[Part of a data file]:
═══

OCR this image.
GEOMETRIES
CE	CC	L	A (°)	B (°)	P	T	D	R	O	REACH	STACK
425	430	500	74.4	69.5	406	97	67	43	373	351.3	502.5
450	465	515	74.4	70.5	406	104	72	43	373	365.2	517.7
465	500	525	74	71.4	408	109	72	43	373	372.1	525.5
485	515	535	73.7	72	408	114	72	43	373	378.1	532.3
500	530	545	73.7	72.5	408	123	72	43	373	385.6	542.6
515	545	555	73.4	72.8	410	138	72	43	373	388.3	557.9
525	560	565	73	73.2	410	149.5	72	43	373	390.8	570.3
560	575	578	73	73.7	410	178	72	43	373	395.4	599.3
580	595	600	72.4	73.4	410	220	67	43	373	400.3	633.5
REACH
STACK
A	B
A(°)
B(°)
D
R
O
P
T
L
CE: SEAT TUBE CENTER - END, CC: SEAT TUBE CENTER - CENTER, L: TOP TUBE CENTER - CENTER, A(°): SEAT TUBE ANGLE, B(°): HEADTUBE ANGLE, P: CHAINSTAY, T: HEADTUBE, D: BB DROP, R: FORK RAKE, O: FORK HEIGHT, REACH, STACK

═══

[EXERCISE INSTRUCTIONS]: In the material above, find the lines that contain "STACK" and show them.

[IN RESPONSE]:
CE	CC	L	A (°)	B (°)	P	T	D	R	O	REACH	STACK
STACK
CE: SEAT TUBE CENTER - END, CC: SEAT TUBE CENTER - CENTER, L: TOP TUBE CENTER - CENTER, A(°): SEAT TUBE ANGLE, B(°): HEADTUBE ANGLE, P: CHAINSTAY, T: HEADTUBE, D: BB DROP, R: FORK RAKE, O: FORK HEIGHT, REACH, STACK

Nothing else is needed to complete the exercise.